[START INPUT MATERIAL]
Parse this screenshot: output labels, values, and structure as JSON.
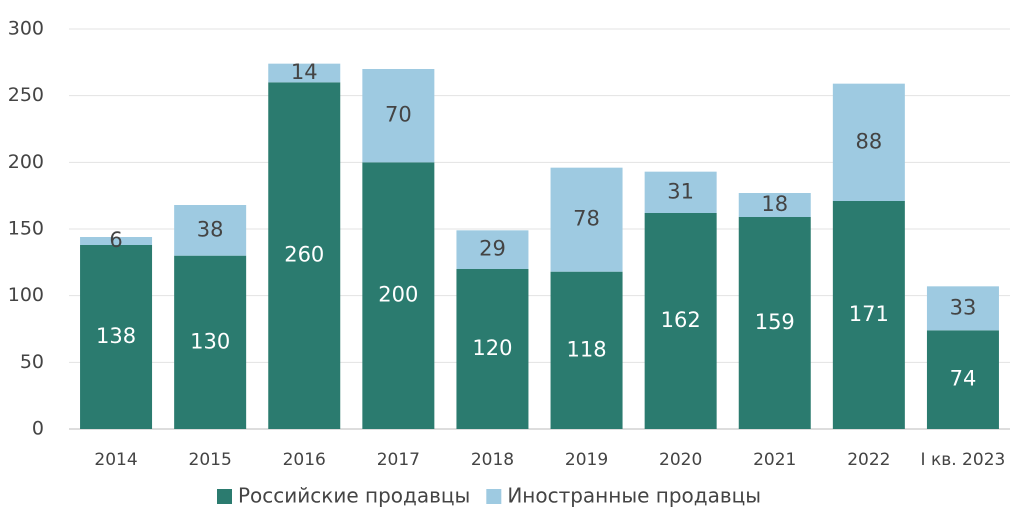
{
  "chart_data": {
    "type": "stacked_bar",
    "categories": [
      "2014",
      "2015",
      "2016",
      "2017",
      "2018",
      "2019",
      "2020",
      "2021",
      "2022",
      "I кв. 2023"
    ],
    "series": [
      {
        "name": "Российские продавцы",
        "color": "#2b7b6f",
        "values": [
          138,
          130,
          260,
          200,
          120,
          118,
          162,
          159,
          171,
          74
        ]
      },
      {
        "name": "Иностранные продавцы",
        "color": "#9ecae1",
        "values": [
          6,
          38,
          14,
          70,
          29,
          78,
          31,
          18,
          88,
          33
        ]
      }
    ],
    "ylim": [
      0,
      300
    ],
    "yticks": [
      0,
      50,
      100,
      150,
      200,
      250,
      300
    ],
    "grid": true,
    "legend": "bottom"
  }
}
[END INPUT MATERIAL]
Without including any pictures, print each record exactly.

Parse this screenshot: output labels, values, and structure as JSON.
{
  "chart_data": {
    "type": "stacked_bar",
    "categories": [
      "2014",
      "2015",
      "2016",
      "2017",
      "2018",
      "2019",
      "2020",
      "2021",
      "2022",
      "I кв. 2023"
    ],
    "series": [
      {
        "name": "Российские продавцы",
        "color": "#2b7b6f",
        "values": [
          138,
          130,
          260,
          200,
          120,
          118,
          162,
          159,
          171,
          74
        ]
      },
      {
        "name": "Иностранные продавцы",
        "color": "#9ecae1",
        "values": [
          6,
          38,
          14,
          70,
          29,
          78,
          31,
          18,
          88,
          33
        ]
      }
    ],
    "ylim": [
      0,
      300
    ],
    "yticks": [
      0,
      50,
      100,
      150,
      200,
      250,
      300
    ],
    "grid": true,
    "legend": "bottom"
  }
}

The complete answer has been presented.